» Aim: Omit every picture and return the rest of the data unaltered.

Recorded data
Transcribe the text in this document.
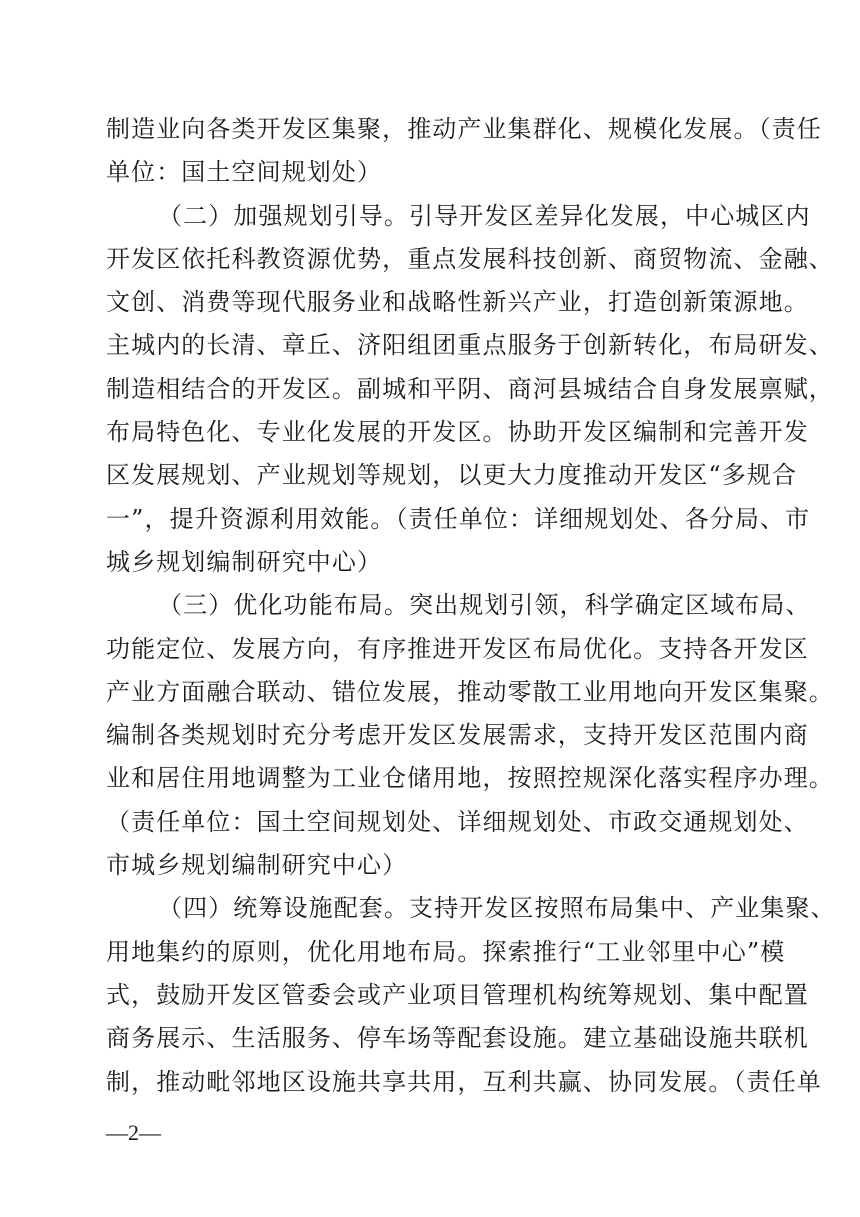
制造业向各类开发区集聚，推动产业集群化、规模化发展。（责任
单位：国土空间规划处）
（二）加强规划引导。引导开发区差异化发展，中心城区内
开发区依托科教资源优势，重点发展科技创新、商贸物流、金融、
文创、消费等现代服务业和战略性新兴产业，打造创新策源地。
主城内的长清、章丘、济阳组团重点服务于创新转化，布局研发、
制造相结合的开发区。副城和平阴、商河县城结合自身发展禀赋，
布局特色化、专业化发展的开发区。协助开发区编制和完善开发
区发展规划、产业规划等规划，以更大力度推动开发区“多规合
一”，提升资源利用效能。（责任单位：详细规划处、各分局、市
城乡规划编制研究中心）
（三）优化功能布局。突出规划引领，科学确定区域布局、
功能定位、发展方向，有序推进开发区布局优化。支持各开发区
产业方面融合联动、错位发展，推动零散工业用地向开发区集聚。
编制各类规划时充分考虑开发区发展需求，支持开发区范围内商
业和居住用地调整为工业仓储用地，按照控规深化落实程序办理。
（责任单位：国土空间规划处、详细规划处、市政交通规划处、
市城乡规划编制研究中心）
（四）统筹设施配套。支持开发区按照布局集中、产业集聚、
用地集约的原则，优化用地布局。探索推行“工业邻里中心”模
式，鼓励开发区管委会或产业项目管理机构统筹规划、集中配置
商务展示、生活服务、停车场等配套设施。建立基础设施共联机
制，推动毗邻地区设施共享共用，互利共赢、协同发展。（责任单
—2—
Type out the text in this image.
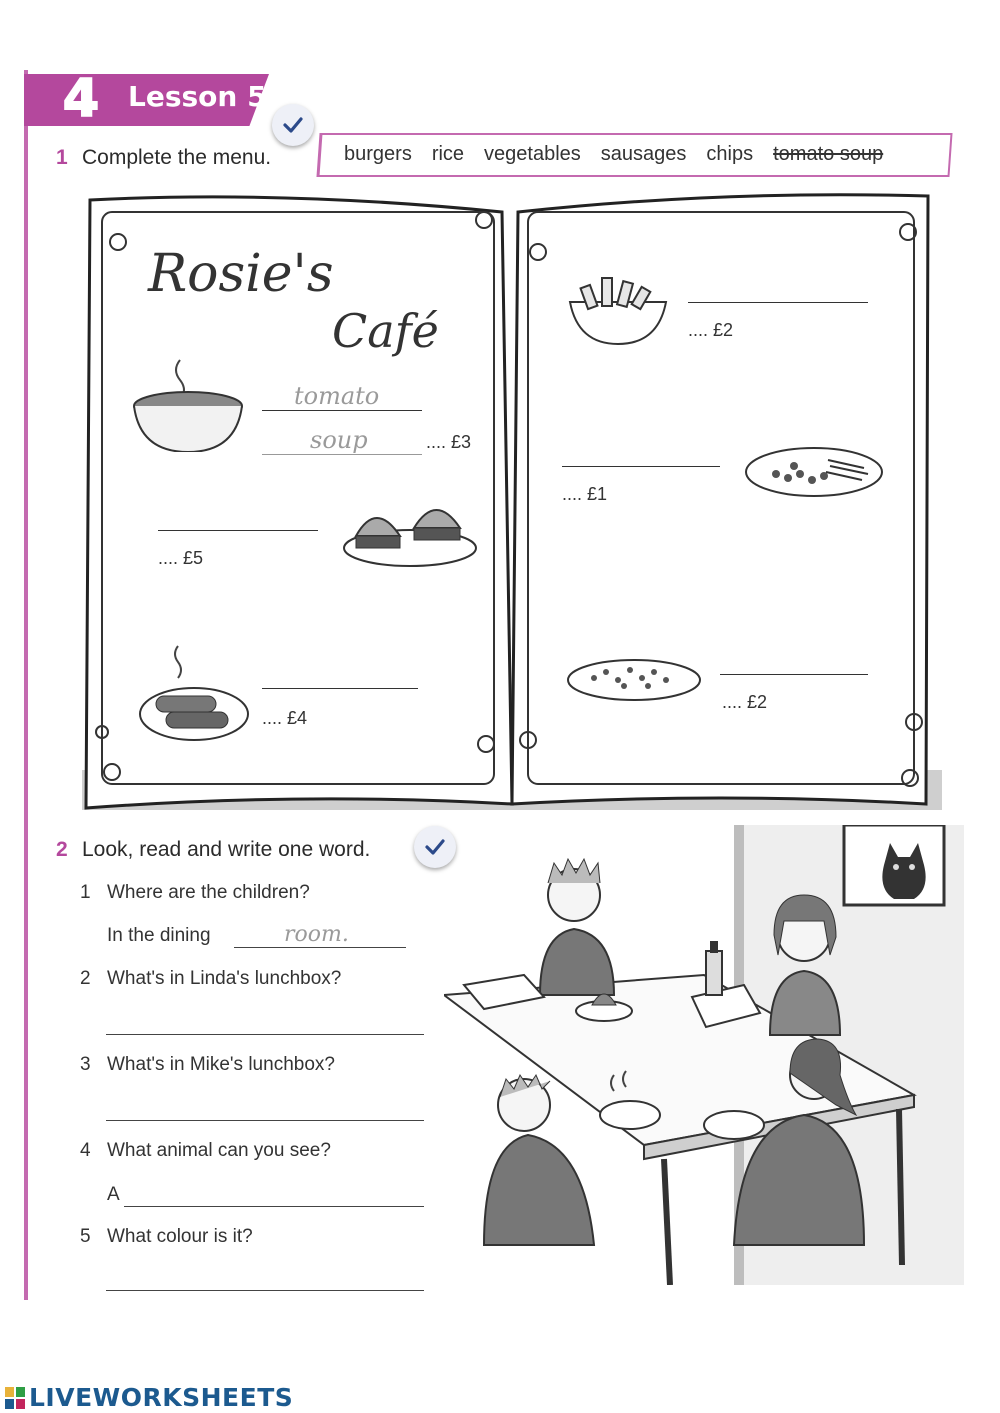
4 Lesson 5
1 Complete the menu.	burgers rice vegetables sausages chips tomato soup
Rosie's
Café
tomato
soup	.... £3
.... £5
.... £4
.... £2
.... £1
.... £2
2 Look, read and write one word.
1 Where are the children?
In the dining	room.
2 What's in Linda's lunchbox?
3 What's in Mike's lunchbox?
4 What animal can you see?
A
5 What colour is it?
LIVEWORKSHEETS
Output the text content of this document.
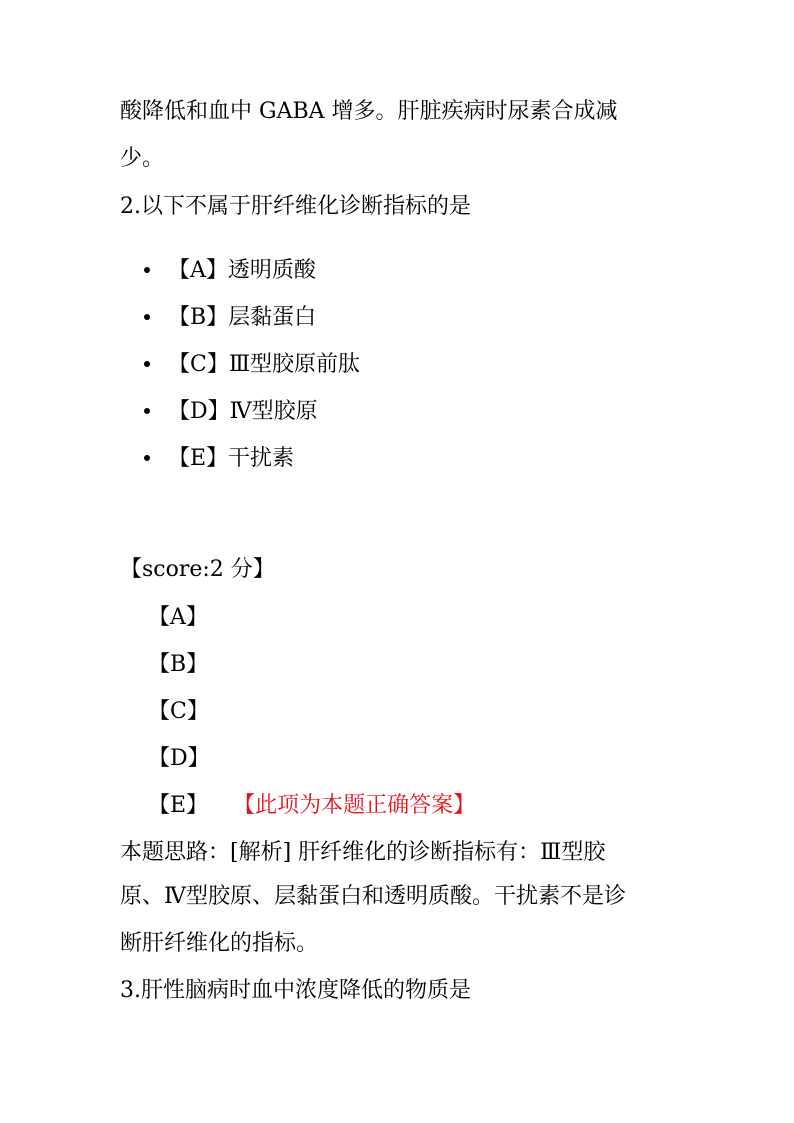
酸降低和血中 GABA 增多。肝脏疾病时尿素合成减
少。
2.以下不属于肝纤维化诊断指标的是
【A】透明质酸
【B】层黏蛋白
【C】Ⅲ型胶原前肽
【D】Ⅳ型胶原
【E】干扰素
【score:2 分】
【A】
【B】
【C】
【D】
【E】 【此项为本题正确答案】
本题思路：[解析] 肝纤维化的诊断指标有：Ⅲ型胶
原、Ⅳ型胶原、层黏蛋白和透明质酸。干扰素不是诊
断肝纤维化的指标。
3.肝性脑病时血中浓度降低的物质是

» Solution for this task:
Transcribe the text in this document.
制造业向各类开发区集聚，推动产业集群化、规模化发展。（责任
单位：国土空间规划处）
（二）加强规划引导。引导开发区差异化发展，中心城区内
开发区依托科教资源优势，重点发展科技创新、商贸物流、金融、
文创、消费等现代服务业和战略性新兴产业，打造创新策源地。
主城内的长清、章丘、济阳组团重点服务于创新转化，布局研发、
制造相结合的开发区。副城和平阴、商河县城结合自身发展禀赋，
布局特色化、专业化发展的开发区。协助开发区编制和完善开发
区发展规划、产业规划等规划，以更大力度推动开发区“多规合
一”，提升资源利用效能。（责任单位：详细规划处、各分局、市
城乡规划编制研究中心）
（三）优化功能布局。突出规划引领，科学确定区域布局、
功能定位、发展方向，有序推进开发区布局优化。支持各开发区
产业方面融合联动、错位发展，推动零散工业用地向开发区集聚。
编制各类规划时充分考虑开发区发展需求，支持开发区范围内商
业和居住用地调整为工业仓储用地，按照控规深化落实程序办理。
（责任单位：国土空间规划处、详细规划处、市政交通规划处、
市城乡规划编制研究中心）
（四）统筹设施配套。支持开发区按照布局集中、产业集聚、
用地集约的原则，优化用地布局。探索推行“工业邻里中心”模
式，鼓励开发区管委会或产业项目管理机构统筹规划、集中配置
商务展示、生活服务、停车场等配套设施。建立基础设施共联机
制，推动毗邻地区设施共享共用，互利共赢、协同发展。（责任单
—2—
Type out the text in this image.
4 Lesson 5
1 Complete the menu.	burgers rice vegetables sausages chips tomato soup
Rosie's
Café
tomato
soup	.... £3
.... £5
.... £4
.... £2
.... £1
.... £2
2 Look, read and write one word.
1 Where are the children?
In the dining	room.
2 What's in Linda's lunchbox?
3 What's in Mike's lunchbox?
4 What animal can you see?
A
5 What colour is it?
LIVEWORKSHEETS
Output the text content of this document.
酸降低和血中 GABA 增多。肝脏疾病时尿素合成减
少。
2.以下不属于肝纤维化诊断指标的是
【A】透明质酸
【B】层黏蛋白
【C】Ⅲ型胶原前肽
【D】Ⅳ型胶原
【E】干扰素
【score:2 分】
【A】
【B】
【C】
【D】
【E】 【此项为本题正确答案】
本题思路：[解析] 肝纤维化的诊断指标有：Ⅲ型胶
原、Ⅳ型胶原、层黏蛋白和透明质酸。干扰素不是诊
断肝纤维化的指标。
3.肝性脑病时血中浓度降低的物质是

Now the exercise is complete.